-- START Data to process --
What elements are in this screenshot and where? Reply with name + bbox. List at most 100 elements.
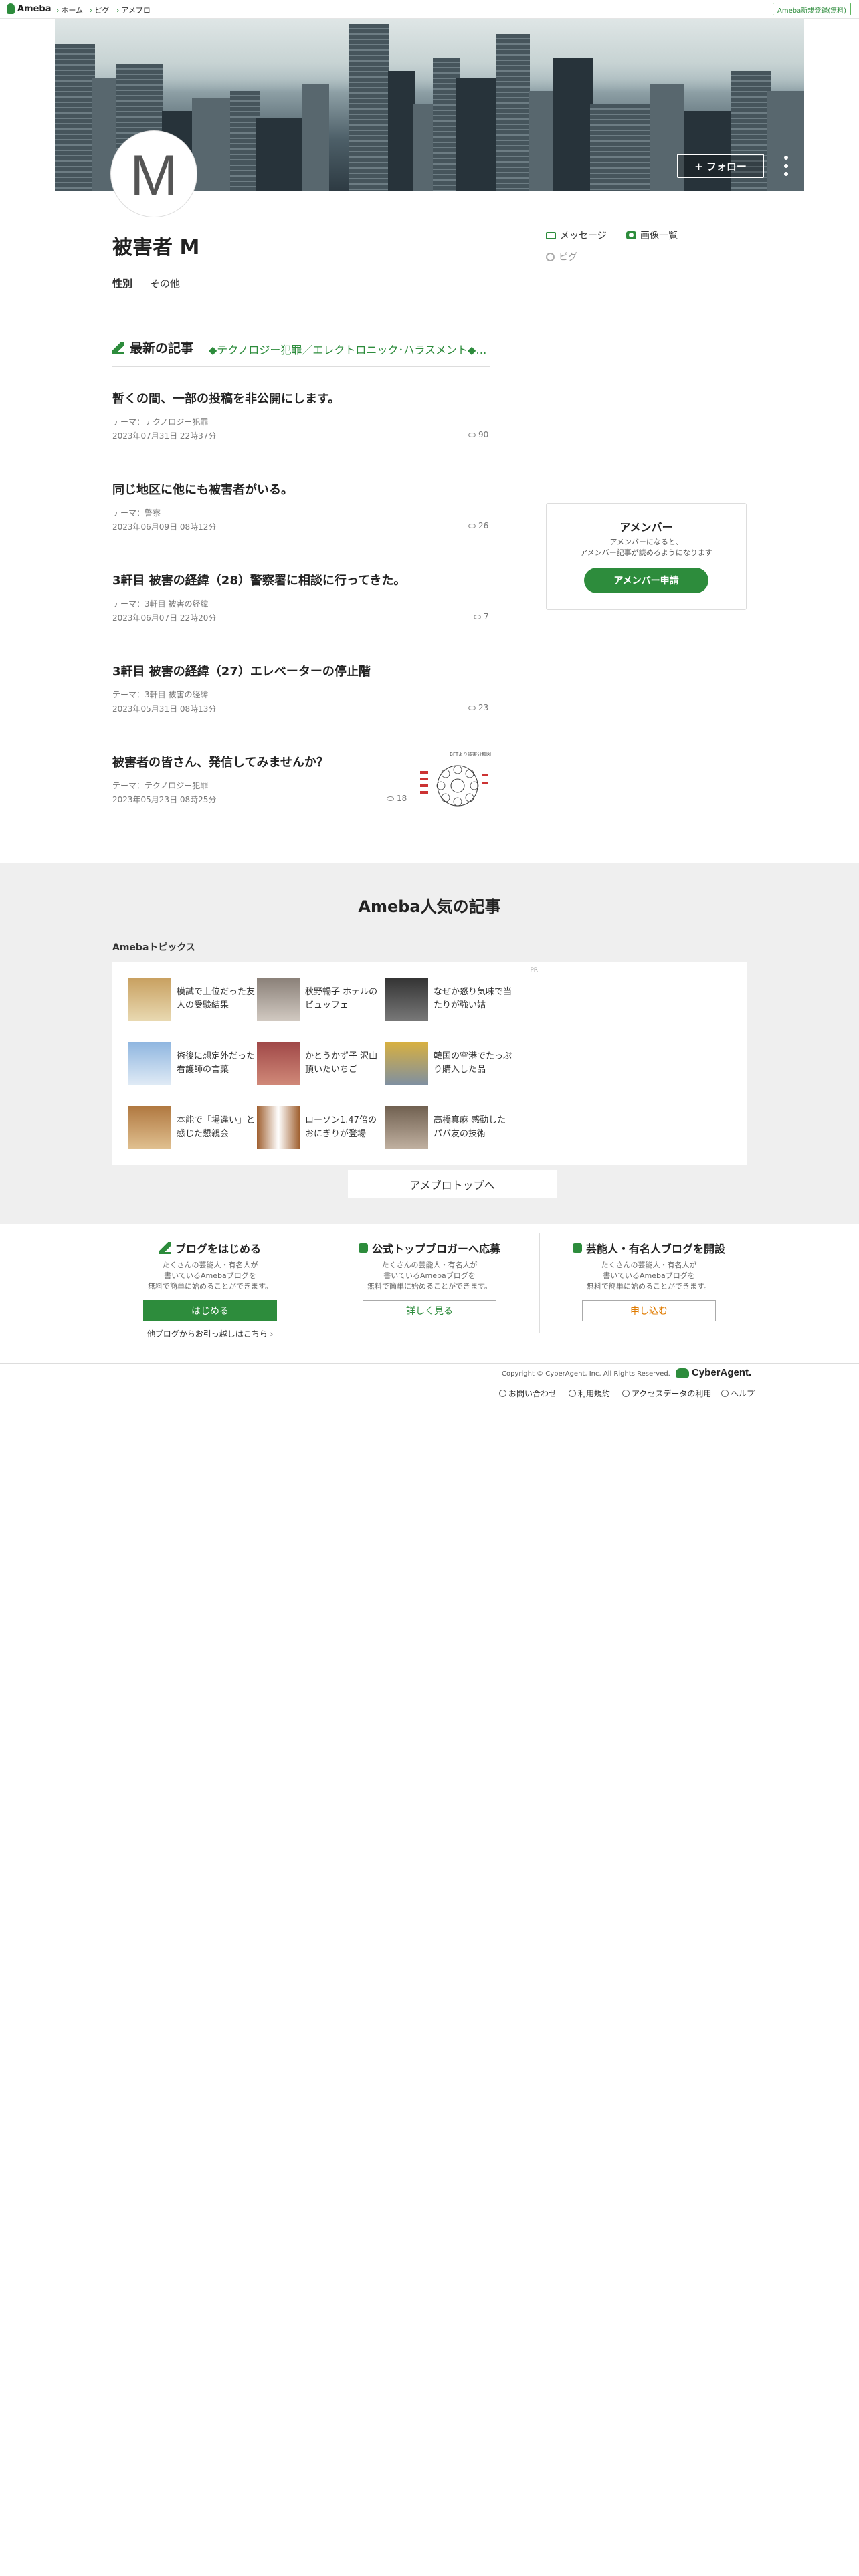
-- END Data to process --
-- START Data to process --
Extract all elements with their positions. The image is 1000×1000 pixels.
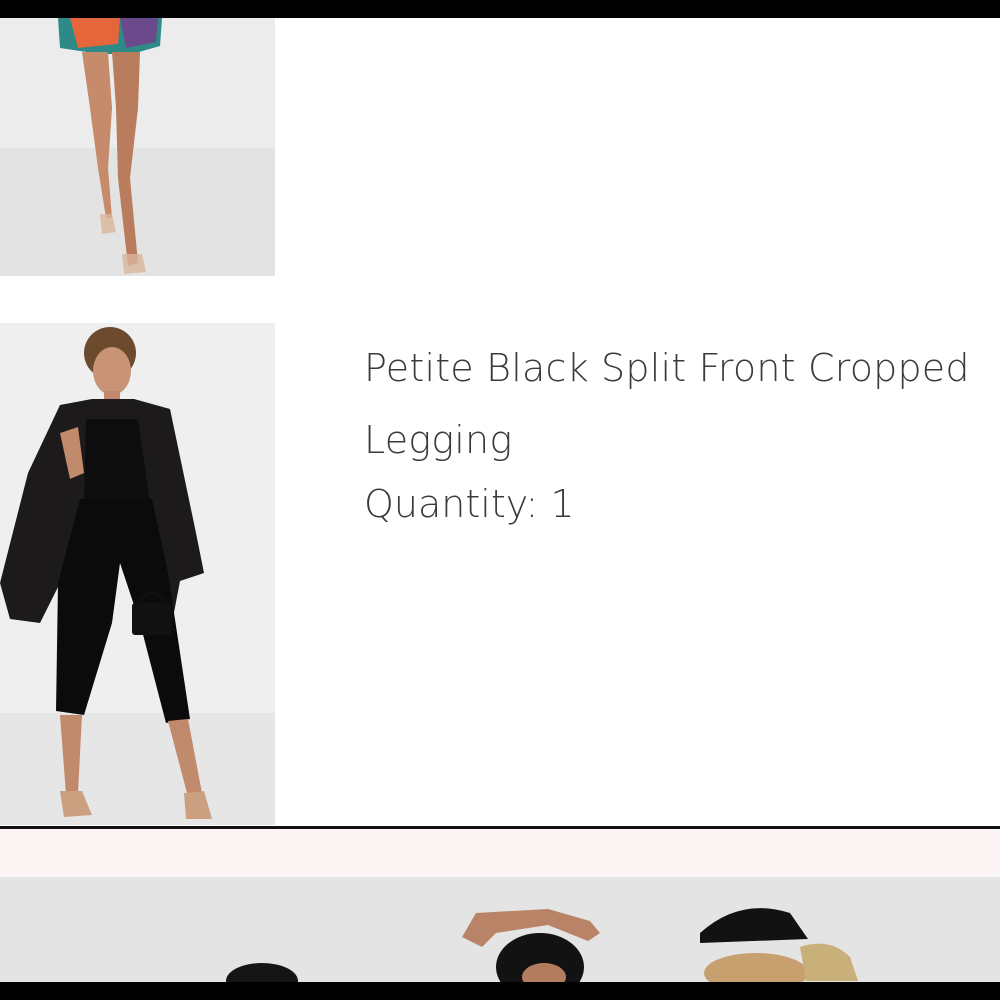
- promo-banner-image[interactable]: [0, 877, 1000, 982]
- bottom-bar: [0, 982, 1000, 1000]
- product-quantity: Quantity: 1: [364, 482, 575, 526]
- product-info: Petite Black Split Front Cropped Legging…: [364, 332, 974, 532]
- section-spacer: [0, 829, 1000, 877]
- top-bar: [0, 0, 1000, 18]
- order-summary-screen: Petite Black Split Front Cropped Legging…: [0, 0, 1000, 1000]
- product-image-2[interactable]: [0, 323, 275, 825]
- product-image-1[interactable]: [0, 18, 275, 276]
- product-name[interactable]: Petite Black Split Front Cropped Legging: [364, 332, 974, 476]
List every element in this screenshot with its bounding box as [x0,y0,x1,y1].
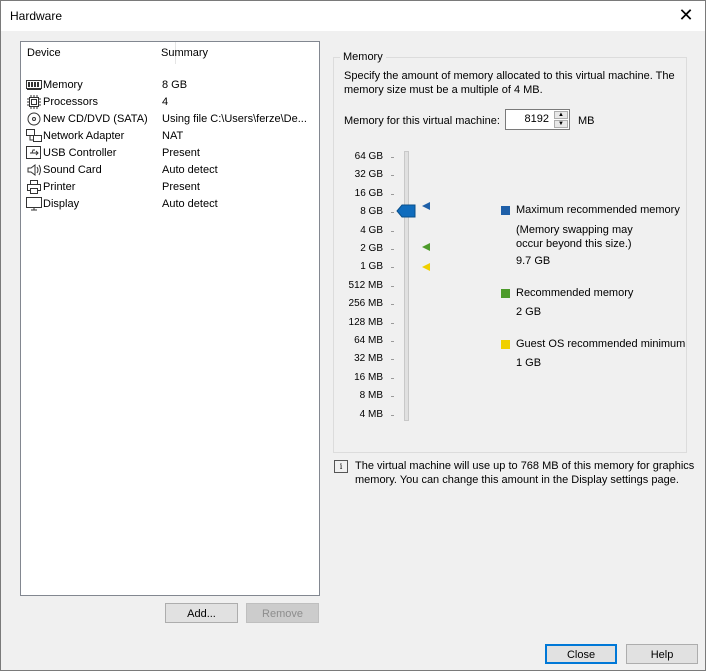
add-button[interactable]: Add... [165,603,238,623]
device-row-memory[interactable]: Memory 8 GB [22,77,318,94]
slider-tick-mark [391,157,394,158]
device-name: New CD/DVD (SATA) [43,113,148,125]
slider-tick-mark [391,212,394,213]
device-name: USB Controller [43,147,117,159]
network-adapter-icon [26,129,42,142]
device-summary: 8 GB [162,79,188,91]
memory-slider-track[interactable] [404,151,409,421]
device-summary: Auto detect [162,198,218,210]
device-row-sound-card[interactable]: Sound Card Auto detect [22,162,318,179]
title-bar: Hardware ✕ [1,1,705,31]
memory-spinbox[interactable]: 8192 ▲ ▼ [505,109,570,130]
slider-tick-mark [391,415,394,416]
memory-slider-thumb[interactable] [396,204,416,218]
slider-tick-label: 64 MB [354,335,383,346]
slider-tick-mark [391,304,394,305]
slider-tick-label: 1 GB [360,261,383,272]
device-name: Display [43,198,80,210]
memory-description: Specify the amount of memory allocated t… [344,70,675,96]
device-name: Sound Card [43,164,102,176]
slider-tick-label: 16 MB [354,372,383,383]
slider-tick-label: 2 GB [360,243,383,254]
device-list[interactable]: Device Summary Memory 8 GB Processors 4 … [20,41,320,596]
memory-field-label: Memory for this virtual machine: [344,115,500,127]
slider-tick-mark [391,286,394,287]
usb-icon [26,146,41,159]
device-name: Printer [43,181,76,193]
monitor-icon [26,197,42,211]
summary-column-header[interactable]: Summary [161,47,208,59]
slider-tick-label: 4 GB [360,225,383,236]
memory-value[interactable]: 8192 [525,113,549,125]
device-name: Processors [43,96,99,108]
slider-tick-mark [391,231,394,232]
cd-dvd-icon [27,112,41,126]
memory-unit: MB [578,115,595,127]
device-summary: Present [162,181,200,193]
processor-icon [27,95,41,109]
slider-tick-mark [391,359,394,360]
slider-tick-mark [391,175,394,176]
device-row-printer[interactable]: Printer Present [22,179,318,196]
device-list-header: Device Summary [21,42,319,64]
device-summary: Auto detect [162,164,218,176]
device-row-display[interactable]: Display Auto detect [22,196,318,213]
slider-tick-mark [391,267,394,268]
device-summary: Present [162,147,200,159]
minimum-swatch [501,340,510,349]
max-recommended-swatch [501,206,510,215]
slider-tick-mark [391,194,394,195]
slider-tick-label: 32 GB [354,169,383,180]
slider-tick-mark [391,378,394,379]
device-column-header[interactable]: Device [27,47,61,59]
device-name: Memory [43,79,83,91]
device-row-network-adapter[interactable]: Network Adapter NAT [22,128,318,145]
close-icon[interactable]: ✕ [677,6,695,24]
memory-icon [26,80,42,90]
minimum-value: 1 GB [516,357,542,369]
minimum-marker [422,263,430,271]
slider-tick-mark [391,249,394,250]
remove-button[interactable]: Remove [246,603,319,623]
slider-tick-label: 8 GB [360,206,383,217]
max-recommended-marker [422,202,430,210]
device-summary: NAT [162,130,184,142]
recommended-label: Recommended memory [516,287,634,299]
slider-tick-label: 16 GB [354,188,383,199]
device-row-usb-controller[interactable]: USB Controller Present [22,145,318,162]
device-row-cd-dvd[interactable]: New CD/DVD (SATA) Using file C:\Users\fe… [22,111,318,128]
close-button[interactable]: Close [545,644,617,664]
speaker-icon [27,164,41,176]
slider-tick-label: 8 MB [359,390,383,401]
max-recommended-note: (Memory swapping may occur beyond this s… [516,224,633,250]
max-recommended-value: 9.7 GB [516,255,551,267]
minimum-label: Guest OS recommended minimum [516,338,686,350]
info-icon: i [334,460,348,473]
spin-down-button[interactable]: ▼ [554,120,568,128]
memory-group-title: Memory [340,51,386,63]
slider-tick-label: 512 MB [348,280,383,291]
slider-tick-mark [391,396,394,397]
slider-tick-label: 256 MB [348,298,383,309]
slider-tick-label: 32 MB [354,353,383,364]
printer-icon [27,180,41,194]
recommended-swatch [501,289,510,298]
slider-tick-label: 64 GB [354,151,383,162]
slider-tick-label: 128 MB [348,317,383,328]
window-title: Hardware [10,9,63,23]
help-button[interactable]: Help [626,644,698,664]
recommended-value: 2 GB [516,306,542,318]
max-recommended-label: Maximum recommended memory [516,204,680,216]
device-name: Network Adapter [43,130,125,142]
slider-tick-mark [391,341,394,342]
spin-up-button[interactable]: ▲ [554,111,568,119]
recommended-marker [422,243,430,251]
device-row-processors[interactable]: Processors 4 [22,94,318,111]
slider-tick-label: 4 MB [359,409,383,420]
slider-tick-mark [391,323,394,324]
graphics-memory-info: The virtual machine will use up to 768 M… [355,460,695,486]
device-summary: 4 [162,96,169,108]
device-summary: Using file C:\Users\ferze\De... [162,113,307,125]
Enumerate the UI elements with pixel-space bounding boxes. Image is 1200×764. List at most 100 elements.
-- END Data to process --
#### [What the task asks]
Reproduce the data verbatim, from the line with "Extract all elements" to the line with "- product-name[interactable]: Petite", both included. Omit the pictures from your answer.

#### [Response below]
Extract all elements with their positions. The image is 1000×1000 pixels.
- promo-banner-image[interactable]: [0, 877, 1000, 982]
- bottom-bar: [0, 982, 1000, 1000]
- product-quantity: Quantity: 1: [364, 482, 575, 526]
- product-info: Petite Black Split Front Cropped Legging…: [364, 332, 974, 532]
- section-spacer: [0, 829, 1000, 877]
- top-bar: [0, 0, 1000, 18]
- order-summary-screen: Petite Black Split Front Cropped Legging…: [0, 0, 1000, 1000]
- product-image-2[interactable]: [0, 323, 275, 825]
- product-image-1[interactable]: [0, 18, 275, 276]
- product-name[interactable]: Petite Black Split Front Cropped Legging: [364, 332, 974, 476]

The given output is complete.